— START OF INPUT RECORDS —

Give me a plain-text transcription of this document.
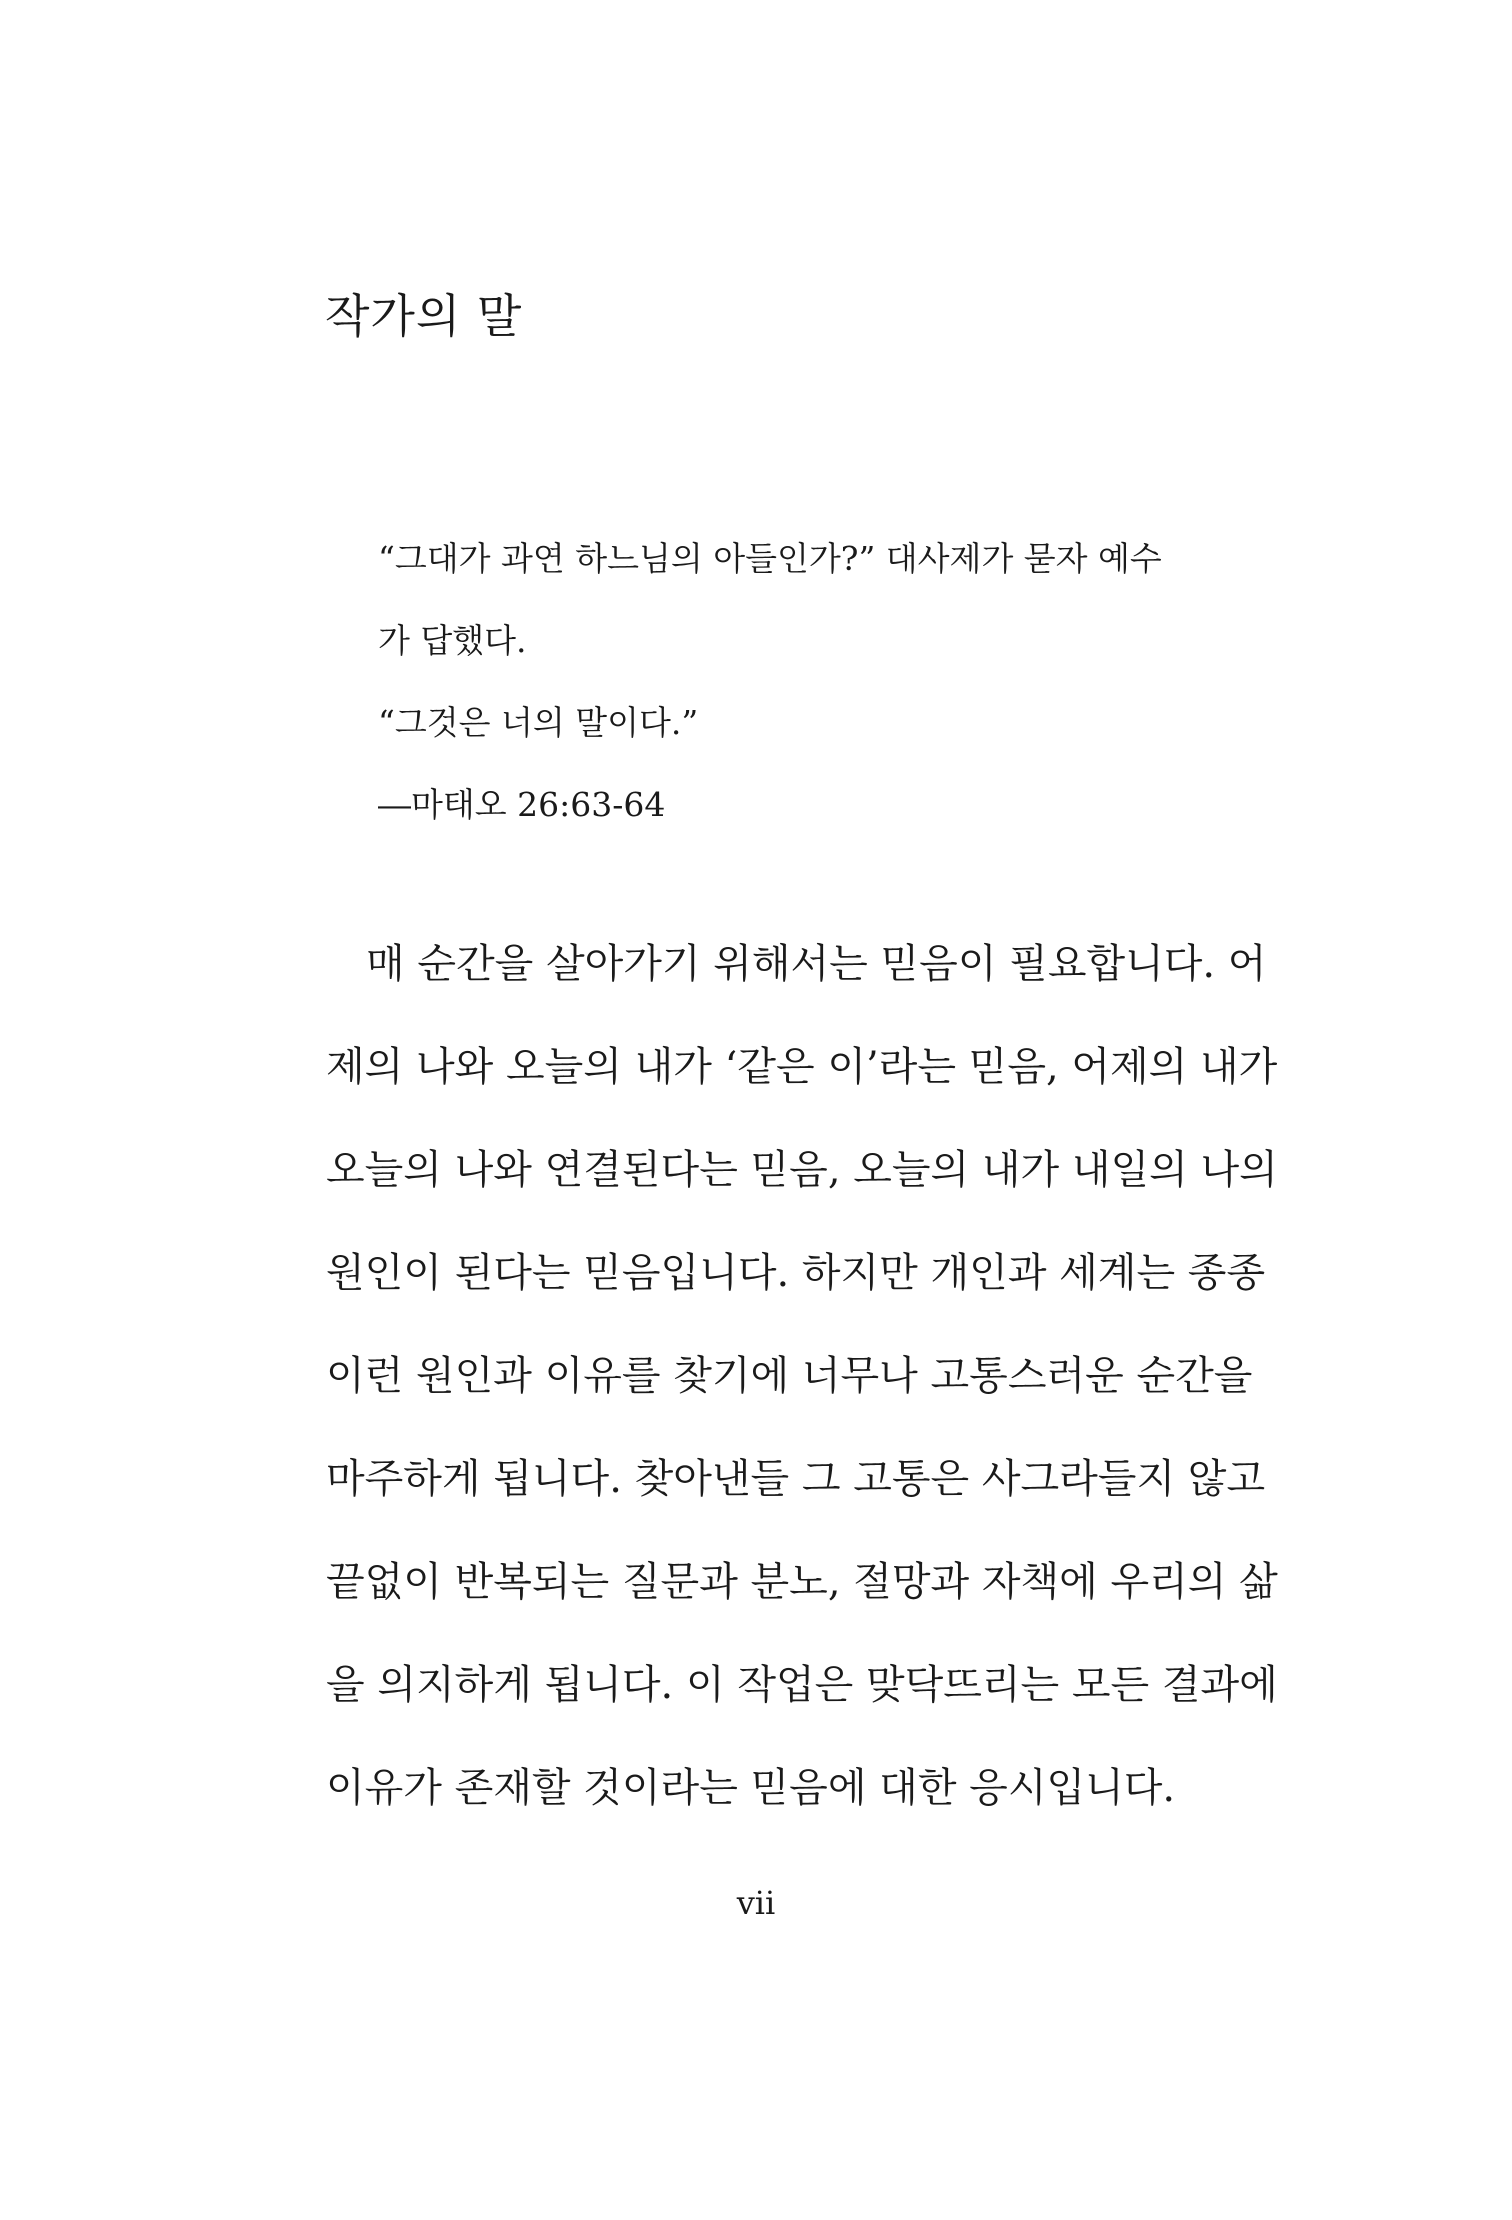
작가의 말

“그대가 과연 하느님의 아들인가?” 대사제가 묻자 예수

가 답했다.

“그것은 너의 말이다.”

―마태오 26:63-64

　매 순간을 살아가기 위해서는 믿음이 필요합니다. 어
제의 나와 오늘의 내가 ‘같은 이’라는 믿음, 어제의 내가
오늘의 나와 연결된다는 믿음, 오늘의 내가 내일의 나의
원인이 된다는 믿음입니다. 하지만 개인과 세계는 종종
이런 원인과 이유를 찾기에 너무나 고통스러운 순간을
마주하게 됩니다. 찾아낸들 그 고통은 사그라들지 않고
끝없이 반복되는 질문과 분노, 절망과 자책에 우리의 삶
을 의지하게 됩니다. 이 작업은 맞닥뜨리는 모든 결과에
이유가 존재할 것이라는 믿음에 대한 응시입니다.
vii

— END OF INPUT RECORDS —

◆ WORK REQUIRED
Take the entries shown above and quote them verbatim, passing over the pictures.

◆ EXERCISE SOLUTION
Give me a plain-text transcription of this document.
작가의 말

“그대가 과연 하느님의 아들인가?” 대사제가 묻자 예수

가 답했다.

“그것은 너의 말이다.”

―마태오 26:63-64

　매 순간을 살아가기 위해서는 믿음이 필요합니다. 어
제의 나와 오늘의 내가 ‘같은 이’라는 믿음, 어제의 내가
오늘의 나와 연결된다는 믿음, 오늘의 내가 내일의 나의
원인이 된다는 믿음입니다. 하지만 개인과 세계는 종종
이런 원인과 이유를 찾기에 너무나 고통스러운 순간을
마주하게 됩니다. 찾아낸들 그 고통은 사그라들지 않고
끝없이 반복되는 질문과 분노, 절망과 자책에 우리의 삶
을 의지하게 됩니다. 이 작업은 맞닥뜨리는 모든 결과에
이유가 존재할 것이라는 믿음에 대한 응시입니다.
vii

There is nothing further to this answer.